» **Document extract**:
----------
A new study in mice shows that inflammation is controlled by neurons (red in the image above) in the brainstem. (Image credit: Columbia Zuckerman Institute)
Scientists have identified a key regulator of the inflammatory process – it is located in the brainstem.
A new study in mice has found that neurons in the brainstem function like a thermostat, increasing or decreasing inflammation in response to signals from the vagus nerve, which connects the brain to other organs in the body.
Early in an infection, these neurons can activate a helpful proinflammatory response to prevent pathogens from invading. However, once the infection is cleared, the neurons suppress this response to avoid causing unnecessary damage to healthy cells. The researchers described this feedback loop in a new study published May 1 in the journal Nature.
If a similar feedback system is discovered in humans, scientists may one day be able to create drugs that regulate it. For example, drugs that target this brainstem thermostat could be used to reduce inflammation in conditions where it malfunctions, such as autoimmune disorders, the researchers say.
“If we can engineer small molecules that get into these neurons and activate them, then we have a way to regulate the circuit and therefore change how they modulate the body’s immune response and inflammatory state,” Charles Zucker, who led the lab where the study was conducted and is a professor of biochemistry, molecular biophysics, and neuroscience at Columbia University, told Live Science.
The brain stem connects the main part of the brain, the cerebrum, to the cerebellum and spinal cord, and it regulates important involuntary functions such as breathing and heart rate. Researchers already knew that the brain and immune system interact closely with each other, but the brain stem’s role in this relationship remained unclear.
Scientists also knew that the vagus nerve plays an important role in inflammation; stimulating it has been shown to be effective in a variety of inflammatory conditions, including inflammatory bowel disease (IBD) and rheumatoid arthritis. However, exactly how all these components interact was unclear.
----------
» **What to do**:
Can you copy the brainstem article between "Scientists have identified" and "the journal Nature.", inclusive, substituting "dimmer switch" for "thermostat"?

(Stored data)
----------
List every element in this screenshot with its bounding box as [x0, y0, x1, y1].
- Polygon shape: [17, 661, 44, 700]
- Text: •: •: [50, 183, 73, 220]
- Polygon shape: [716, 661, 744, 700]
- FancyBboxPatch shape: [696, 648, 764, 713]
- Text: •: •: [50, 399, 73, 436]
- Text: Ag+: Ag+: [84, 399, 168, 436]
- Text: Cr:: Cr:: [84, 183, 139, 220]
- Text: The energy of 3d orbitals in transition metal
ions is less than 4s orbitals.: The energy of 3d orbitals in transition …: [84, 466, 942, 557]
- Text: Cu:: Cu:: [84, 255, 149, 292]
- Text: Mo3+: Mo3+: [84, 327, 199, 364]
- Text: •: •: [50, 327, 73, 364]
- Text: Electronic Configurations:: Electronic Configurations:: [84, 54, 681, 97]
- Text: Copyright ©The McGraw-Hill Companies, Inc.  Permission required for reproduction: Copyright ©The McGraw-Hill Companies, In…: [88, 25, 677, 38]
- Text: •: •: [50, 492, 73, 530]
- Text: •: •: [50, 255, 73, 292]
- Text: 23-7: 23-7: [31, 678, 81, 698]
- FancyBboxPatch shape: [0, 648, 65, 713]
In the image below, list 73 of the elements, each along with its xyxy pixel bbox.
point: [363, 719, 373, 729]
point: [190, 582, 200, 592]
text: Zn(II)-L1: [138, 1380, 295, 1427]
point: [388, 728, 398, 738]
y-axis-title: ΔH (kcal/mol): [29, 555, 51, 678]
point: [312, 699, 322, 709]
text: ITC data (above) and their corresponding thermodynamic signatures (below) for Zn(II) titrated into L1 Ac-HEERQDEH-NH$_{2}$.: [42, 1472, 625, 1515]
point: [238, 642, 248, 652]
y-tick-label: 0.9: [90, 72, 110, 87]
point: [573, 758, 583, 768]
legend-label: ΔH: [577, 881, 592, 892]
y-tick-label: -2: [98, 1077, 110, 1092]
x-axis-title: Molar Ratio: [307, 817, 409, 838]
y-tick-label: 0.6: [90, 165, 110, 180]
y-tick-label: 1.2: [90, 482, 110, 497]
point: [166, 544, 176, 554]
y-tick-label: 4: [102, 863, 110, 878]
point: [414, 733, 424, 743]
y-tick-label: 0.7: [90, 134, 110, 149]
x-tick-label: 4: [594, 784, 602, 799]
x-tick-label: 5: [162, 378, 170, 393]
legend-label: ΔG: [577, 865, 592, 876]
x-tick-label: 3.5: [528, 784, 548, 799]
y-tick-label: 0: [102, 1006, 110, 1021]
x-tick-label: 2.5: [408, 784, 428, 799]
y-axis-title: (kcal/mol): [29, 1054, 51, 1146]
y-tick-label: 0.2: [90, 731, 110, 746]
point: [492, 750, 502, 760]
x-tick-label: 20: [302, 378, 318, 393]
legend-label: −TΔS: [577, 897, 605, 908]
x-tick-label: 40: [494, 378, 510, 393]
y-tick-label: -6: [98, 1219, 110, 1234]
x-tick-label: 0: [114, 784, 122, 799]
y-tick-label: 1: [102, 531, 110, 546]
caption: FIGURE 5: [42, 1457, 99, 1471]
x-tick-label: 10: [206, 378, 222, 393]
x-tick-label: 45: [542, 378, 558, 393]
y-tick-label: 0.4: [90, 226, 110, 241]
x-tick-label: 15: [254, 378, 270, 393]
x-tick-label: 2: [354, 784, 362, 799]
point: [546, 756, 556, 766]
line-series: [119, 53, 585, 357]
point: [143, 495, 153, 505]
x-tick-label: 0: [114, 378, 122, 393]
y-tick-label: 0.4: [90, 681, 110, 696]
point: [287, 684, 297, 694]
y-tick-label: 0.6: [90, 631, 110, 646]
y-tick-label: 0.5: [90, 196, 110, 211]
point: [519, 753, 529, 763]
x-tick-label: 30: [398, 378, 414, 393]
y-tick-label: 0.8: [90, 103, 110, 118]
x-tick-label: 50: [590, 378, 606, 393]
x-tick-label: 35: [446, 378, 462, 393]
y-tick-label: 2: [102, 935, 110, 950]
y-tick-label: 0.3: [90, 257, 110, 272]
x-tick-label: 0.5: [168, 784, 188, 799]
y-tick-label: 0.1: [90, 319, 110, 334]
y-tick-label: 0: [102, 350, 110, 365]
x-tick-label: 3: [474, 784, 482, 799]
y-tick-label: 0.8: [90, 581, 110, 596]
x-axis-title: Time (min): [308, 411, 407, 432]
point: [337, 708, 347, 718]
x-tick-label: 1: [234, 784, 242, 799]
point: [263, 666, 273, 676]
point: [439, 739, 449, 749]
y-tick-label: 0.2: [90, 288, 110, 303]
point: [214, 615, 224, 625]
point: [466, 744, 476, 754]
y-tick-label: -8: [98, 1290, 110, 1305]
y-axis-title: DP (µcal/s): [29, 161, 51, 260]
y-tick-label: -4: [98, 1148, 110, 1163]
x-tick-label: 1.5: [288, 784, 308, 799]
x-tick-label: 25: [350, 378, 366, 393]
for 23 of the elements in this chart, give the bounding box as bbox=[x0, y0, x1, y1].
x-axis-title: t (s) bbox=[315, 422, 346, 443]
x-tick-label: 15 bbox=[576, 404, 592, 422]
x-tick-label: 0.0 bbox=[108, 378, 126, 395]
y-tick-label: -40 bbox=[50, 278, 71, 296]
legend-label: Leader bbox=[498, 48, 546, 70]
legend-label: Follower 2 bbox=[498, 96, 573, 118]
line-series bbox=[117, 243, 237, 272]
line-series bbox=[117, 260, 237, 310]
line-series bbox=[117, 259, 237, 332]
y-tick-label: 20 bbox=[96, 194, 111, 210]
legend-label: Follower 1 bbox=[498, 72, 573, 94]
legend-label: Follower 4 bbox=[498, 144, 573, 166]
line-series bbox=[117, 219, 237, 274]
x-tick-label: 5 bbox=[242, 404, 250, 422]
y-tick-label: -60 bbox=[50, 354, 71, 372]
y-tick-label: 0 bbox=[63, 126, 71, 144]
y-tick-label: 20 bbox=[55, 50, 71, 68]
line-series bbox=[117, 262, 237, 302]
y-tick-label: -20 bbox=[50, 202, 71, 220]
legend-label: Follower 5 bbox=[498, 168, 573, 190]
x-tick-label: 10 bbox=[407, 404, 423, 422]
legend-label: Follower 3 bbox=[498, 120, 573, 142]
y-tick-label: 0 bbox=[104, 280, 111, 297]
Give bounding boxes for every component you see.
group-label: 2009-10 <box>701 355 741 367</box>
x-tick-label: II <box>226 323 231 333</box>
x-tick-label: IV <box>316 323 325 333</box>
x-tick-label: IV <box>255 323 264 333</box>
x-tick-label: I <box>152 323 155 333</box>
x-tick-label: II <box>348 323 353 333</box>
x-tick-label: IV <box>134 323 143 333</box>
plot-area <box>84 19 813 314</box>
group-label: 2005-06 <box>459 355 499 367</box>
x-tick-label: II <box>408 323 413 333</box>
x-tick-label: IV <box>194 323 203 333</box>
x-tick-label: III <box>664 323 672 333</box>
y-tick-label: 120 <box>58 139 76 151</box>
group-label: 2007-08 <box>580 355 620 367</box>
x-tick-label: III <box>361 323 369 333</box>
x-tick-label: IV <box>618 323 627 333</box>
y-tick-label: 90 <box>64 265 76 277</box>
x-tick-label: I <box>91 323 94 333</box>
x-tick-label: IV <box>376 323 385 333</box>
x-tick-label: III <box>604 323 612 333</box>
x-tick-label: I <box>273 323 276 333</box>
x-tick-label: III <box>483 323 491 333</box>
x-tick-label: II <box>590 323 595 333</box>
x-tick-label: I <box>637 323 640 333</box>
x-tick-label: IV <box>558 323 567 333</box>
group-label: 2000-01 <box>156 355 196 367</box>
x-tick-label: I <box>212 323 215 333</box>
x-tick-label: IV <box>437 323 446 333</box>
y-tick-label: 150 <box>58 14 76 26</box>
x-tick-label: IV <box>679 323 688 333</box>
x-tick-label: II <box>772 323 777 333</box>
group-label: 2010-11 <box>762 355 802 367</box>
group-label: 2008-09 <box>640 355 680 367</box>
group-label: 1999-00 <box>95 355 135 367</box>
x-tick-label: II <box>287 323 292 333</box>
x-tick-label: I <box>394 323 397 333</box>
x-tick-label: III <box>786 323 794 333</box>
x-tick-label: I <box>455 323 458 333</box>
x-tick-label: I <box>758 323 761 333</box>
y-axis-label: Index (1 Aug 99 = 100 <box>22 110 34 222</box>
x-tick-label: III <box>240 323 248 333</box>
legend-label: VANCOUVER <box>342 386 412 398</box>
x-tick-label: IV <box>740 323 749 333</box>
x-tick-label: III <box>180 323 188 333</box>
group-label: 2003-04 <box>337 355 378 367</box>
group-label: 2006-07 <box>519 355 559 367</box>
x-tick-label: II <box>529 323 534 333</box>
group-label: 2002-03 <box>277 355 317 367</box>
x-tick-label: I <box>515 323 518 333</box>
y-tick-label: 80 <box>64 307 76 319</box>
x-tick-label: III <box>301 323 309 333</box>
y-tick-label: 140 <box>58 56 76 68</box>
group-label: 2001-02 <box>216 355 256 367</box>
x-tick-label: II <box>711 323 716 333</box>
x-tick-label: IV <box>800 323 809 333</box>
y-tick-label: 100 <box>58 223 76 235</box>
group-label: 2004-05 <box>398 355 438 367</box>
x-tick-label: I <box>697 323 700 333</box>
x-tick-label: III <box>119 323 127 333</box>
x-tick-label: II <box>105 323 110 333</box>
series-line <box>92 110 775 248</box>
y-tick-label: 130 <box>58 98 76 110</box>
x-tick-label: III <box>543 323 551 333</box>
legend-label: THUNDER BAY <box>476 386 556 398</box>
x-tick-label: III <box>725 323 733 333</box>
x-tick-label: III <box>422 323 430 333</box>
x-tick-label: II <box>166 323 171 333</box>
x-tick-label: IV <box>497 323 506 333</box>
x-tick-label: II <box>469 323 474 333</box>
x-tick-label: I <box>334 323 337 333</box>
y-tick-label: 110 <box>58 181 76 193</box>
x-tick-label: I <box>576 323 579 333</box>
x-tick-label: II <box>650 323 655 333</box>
----------
» **Answer box**:
Scientists have identified a key regulator of the inflammatory process – it is located in the brainstem.
A new study in mice has found that neurons in the brainstem function like a dimmer switch, increasing or decreasing inflammation in response to signals from the vagus nerve, which connects the brain to other organs in the body.
Early in an infection, these neurons can activate a helpful proinflammatory response to prevent pathogens from invading. However, once the infection is cleared, the neurons suppress this response to avoid causing unnecessary damage to healthy cells. The researchers described this feedback loop in a new study published May 1 in the journal Nature.